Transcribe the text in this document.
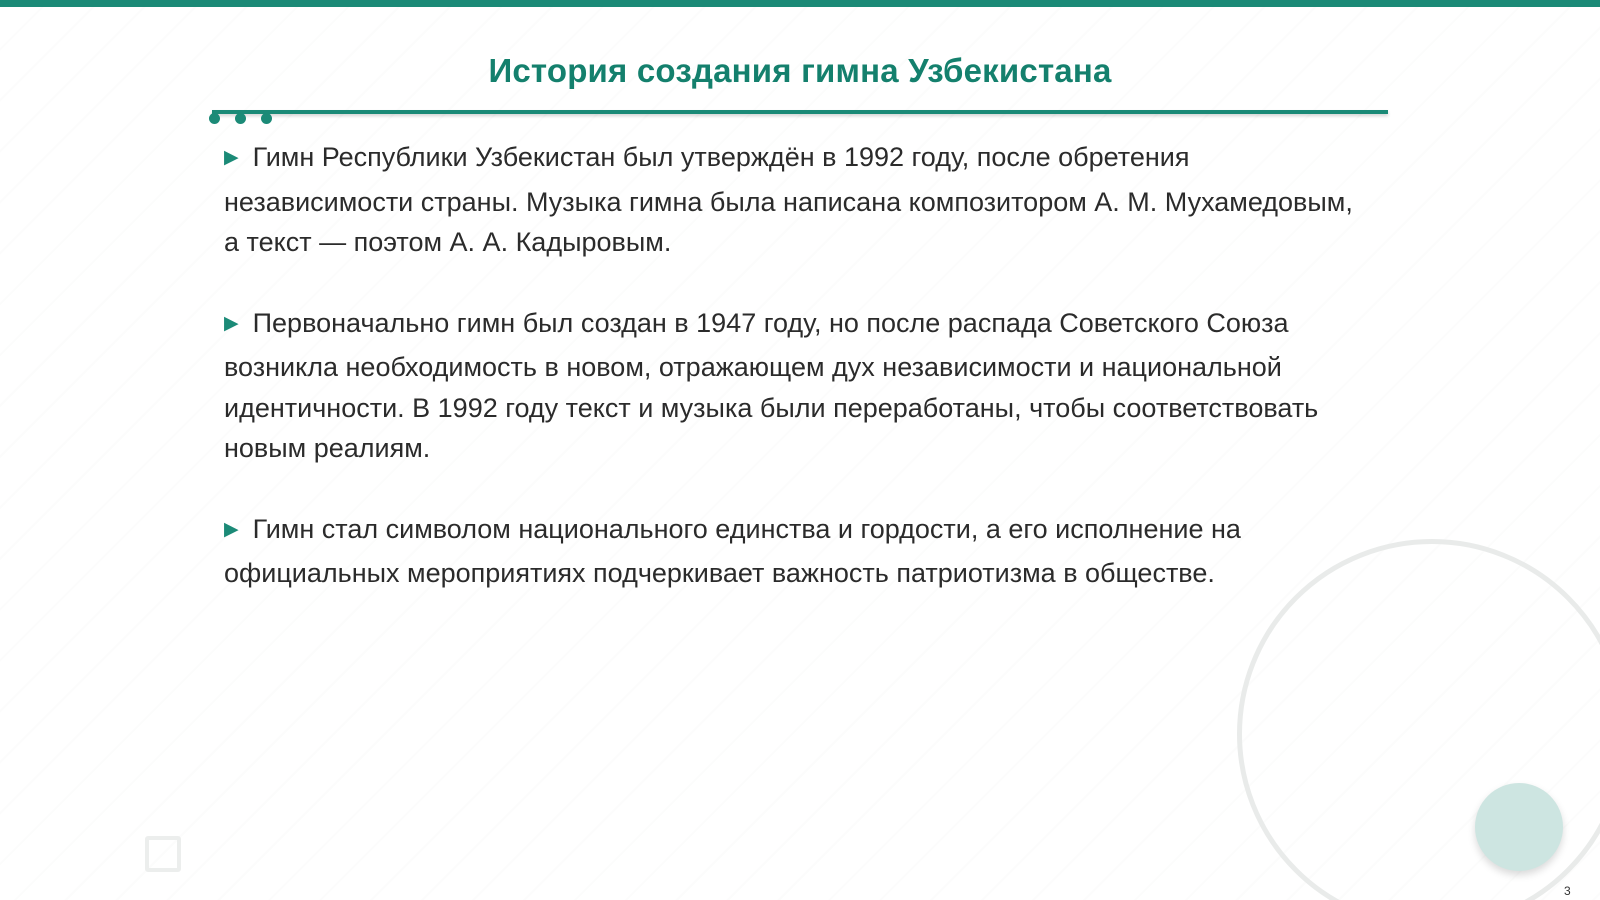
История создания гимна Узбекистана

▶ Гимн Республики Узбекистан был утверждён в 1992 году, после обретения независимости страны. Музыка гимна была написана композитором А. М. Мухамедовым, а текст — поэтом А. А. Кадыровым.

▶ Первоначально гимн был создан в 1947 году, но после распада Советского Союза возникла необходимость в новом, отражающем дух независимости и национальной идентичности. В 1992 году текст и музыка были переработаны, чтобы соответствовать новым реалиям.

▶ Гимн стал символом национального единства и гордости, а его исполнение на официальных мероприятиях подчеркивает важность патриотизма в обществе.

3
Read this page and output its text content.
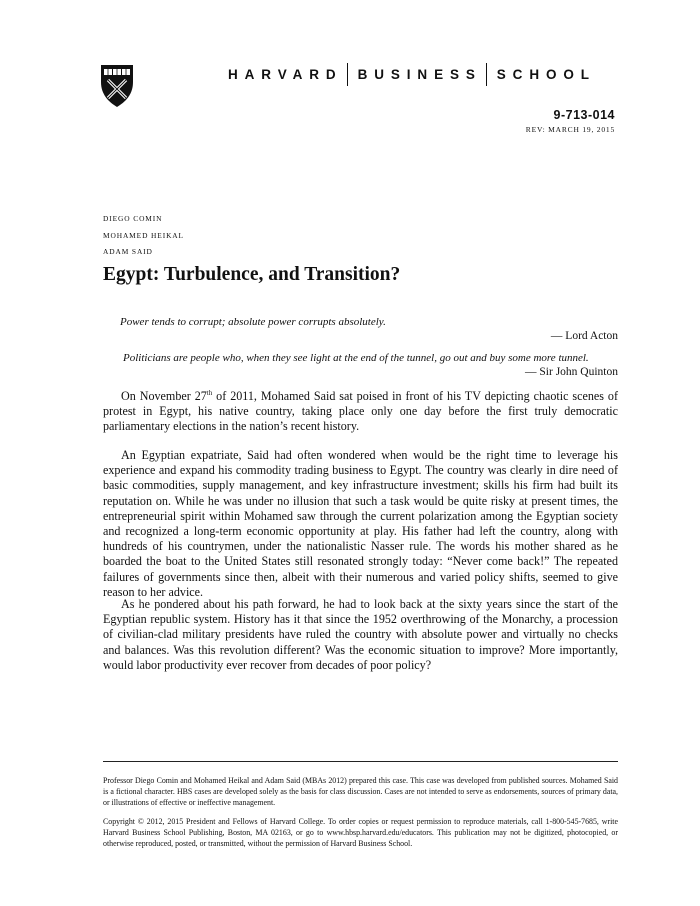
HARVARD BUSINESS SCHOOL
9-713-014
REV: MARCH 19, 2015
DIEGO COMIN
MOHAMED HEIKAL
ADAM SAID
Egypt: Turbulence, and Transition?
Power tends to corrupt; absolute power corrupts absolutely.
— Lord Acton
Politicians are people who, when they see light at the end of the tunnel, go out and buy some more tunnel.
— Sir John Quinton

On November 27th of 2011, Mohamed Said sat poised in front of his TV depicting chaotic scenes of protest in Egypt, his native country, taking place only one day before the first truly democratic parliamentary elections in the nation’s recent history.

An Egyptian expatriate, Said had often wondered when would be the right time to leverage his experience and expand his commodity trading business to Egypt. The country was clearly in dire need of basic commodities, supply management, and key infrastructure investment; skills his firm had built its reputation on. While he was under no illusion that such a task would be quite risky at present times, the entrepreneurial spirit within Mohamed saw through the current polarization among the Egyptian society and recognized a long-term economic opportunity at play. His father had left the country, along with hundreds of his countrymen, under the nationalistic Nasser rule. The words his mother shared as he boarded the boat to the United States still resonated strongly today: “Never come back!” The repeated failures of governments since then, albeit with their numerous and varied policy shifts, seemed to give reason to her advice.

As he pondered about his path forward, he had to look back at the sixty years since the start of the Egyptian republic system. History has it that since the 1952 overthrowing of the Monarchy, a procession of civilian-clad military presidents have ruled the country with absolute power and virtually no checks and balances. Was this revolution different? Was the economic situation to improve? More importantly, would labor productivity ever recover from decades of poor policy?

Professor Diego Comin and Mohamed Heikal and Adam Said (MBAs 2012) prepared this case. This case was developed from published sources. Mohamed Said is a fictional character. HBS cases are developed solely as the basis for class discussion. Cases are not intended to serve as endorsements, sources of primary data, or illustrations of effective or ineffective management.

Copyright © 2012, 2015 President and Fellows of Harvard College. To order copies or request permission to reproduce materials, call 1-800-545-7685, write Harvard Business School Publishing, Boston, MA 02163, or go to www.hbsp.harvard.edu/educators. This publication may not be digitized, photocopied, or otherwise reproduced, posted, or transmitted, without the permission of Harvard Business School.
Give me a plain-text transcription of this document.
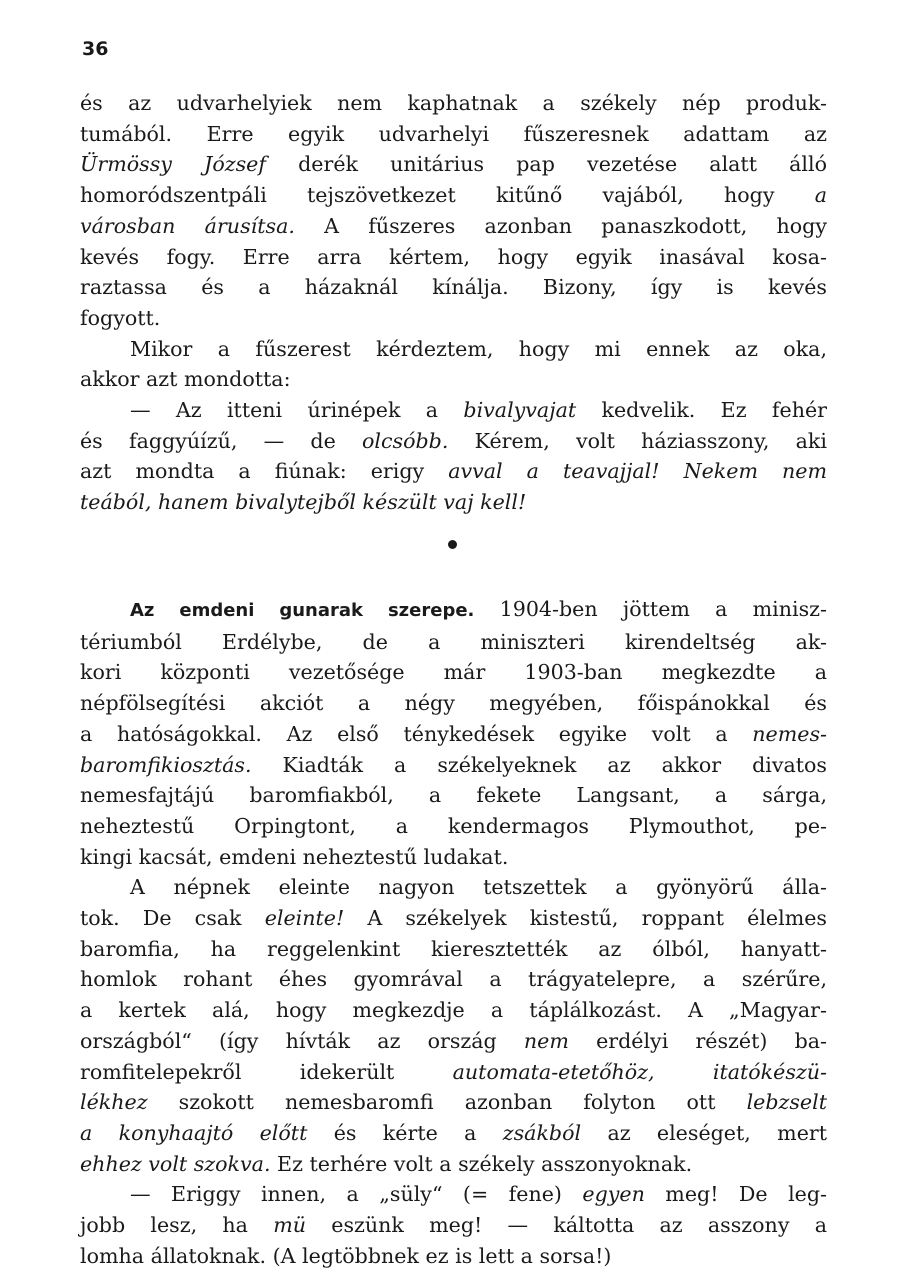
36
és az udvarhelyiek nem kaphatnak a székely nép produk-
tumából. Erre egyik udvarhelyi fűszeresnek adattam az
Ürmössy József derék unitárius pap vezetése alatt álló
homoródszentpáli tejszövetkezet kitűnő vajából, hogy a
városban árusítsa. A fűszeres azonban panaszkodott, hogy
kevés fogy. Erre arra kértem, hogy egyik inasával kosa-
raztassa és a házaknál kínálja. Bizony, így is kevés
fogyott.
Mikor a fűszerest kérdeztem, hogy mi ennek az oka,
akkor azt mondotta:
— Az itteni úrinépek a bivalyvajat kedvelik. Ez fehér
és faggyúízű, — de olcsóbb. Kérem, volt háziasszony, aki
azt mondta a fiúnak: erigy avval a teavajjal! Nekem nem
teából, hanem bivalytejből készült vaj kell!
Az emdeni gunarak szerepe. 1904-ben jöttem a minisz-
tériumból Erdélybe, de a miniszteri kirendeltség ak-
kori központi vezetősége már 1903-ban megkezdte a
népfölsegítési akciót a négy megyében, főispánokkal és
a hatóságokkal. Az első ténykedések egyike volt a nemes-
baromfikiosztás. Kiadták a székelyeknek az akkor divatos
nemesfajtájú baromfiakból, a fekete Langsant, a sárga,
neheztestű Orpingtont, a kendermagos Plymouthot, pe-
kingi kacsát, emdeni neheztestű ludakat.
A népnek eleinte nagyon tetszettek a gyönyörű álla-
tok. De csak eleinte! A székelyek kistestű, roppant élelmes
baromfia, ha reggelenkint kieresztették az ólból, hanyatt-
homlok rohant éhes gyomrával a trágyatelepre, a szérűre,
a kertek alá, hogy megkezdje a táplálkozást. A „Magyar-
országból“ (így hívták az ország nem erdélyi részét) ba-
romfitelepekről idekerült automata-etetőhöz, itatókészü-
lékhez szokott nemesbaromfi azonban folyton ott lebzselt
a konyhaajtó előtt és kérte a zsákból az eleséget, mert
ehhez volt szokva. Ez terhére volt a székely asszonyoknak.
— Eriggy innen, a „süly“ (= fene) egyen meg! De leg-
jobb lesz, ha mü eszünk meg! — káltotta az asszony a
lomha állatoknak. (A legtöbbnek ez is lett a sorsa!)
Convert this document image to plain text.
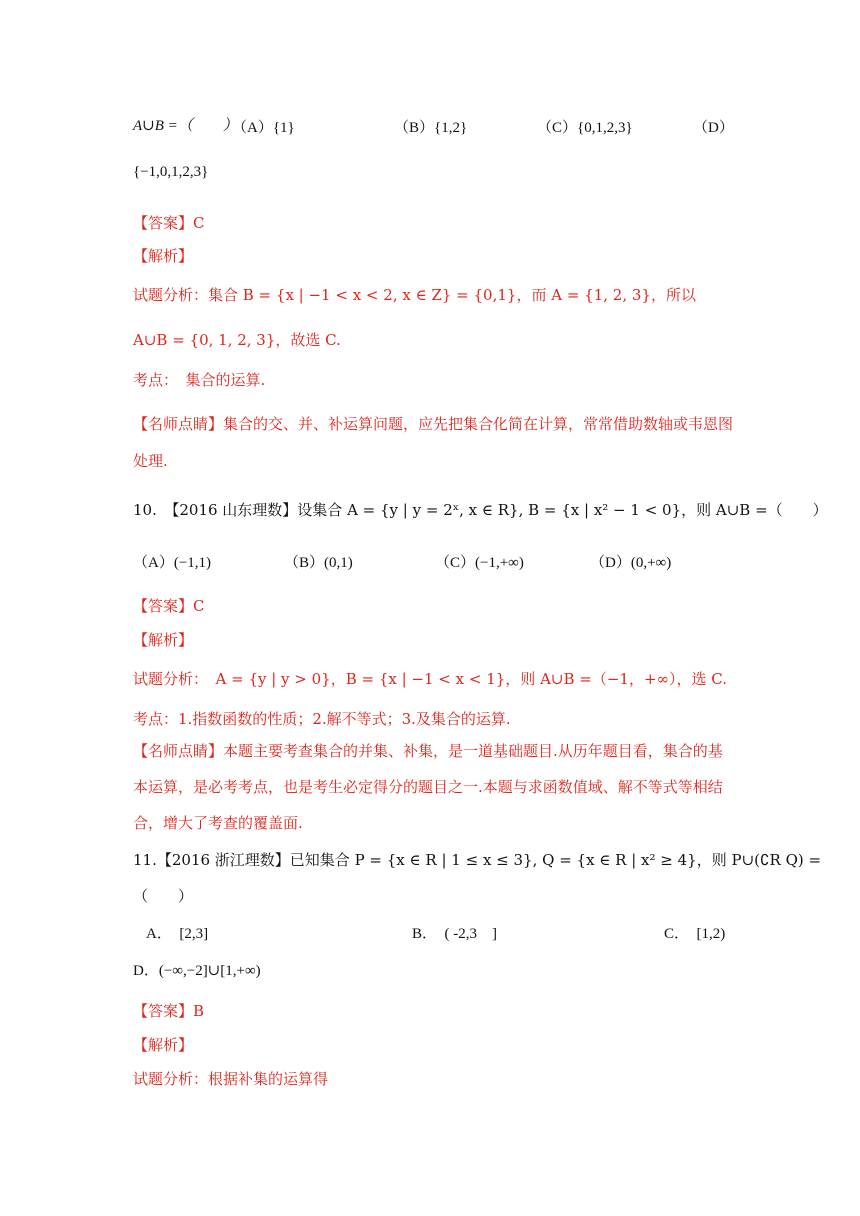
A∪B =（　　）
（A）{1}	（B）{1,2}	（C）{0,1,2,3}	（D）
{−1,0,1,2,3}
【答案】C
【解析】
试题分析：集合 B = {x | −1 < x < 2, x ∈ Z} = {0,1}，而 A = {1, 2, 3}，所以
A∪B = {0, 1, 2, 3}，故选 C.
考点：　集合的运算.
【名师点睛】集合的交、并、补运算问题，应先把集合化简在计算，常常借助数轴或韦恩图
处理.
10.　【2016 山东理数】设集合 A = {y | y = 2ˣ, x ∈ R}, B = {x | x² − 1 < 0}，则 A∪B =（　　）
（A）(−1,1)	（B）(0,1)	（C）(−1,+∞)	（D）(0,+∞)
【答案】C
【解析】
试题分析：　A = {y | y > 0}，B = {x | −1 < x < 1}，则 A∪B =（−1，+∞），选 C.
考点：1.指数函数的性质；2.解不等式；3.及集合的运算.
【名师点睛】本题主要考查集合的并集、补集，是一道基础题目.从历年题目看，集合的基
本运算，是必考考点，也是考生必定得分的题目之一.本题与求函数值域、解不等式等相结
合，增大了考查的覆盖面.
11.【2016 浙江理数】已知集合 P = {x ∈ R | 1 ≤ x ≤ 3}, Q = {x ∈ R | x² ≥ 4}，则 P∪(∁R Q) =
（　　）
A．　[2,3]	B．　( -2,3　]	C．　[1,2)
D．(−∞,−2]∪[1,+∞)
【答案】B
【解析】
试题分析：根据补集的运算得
☆ ☆ ☆ ☆
Retype the records above exactly, starting at the line that contains "Convert this document image to plain text." and going through the last line, and leave out any pictures.

Solution to this exercise:
Convert this document image to plain text.
A∪B =（　　）
（A）{1}	（B）{1,2}	（C）{0,1,2,3}	（D）
{−1,0,1,2,3}
【答案】C
【解析】
试题分析：集合 B = {x | −1 < x < 2, x ∈ Z} = {0,1}，而 A = {1, 2, 3}，所以
A∪B = {0, 1, 2, 3}，故选 C.
考点：　集合的运算.
【名师点睛】集合的交、并、补运算问题，应先把集合化简在计算，常常借助数轴或韦恩图
处理.
10.　【2016 山东理数】设集合 A = {y | y = 2ˣ, x ∈ R}, B = {x | x² − 1 < 0}，则 A∪B =（　　）
（A）(−1,1)	（B）(0,1)	（C）(−1,+∞)	（D）(0,+∞)
【答案】C
【解析】
试题分析：　A = {y | y > 0}，B = {x | −1 < x < 1}，则 A∪B =（−1，+∞），选 C.
考点：1.指数函数的性质；2.解不等式；3.及集合的运算.
【名师点睛】本题主要考查集合的并集、补集，是一道基础题目.从历年题目看，集合的基
本运算，是必考考点，也是考生必定得分的题目之一.本题与求函数值域、解不等式等相结
合，增大了考查的覆盖面.
11.【2016 浙江理数】已知集合 P = {x ∈ R | 1 ≤ x ≤ 3}, Q = {x ∈ R | x² ≥ 4}，则 P∪(∁R Q) =
（　　）
A．　[2,3]	B．　( -2,3　]	C．　[1,2)
D．(−∞,−2]∪[1,+∞)
【答案】B
【解析】
试题分析：根据补集的运算得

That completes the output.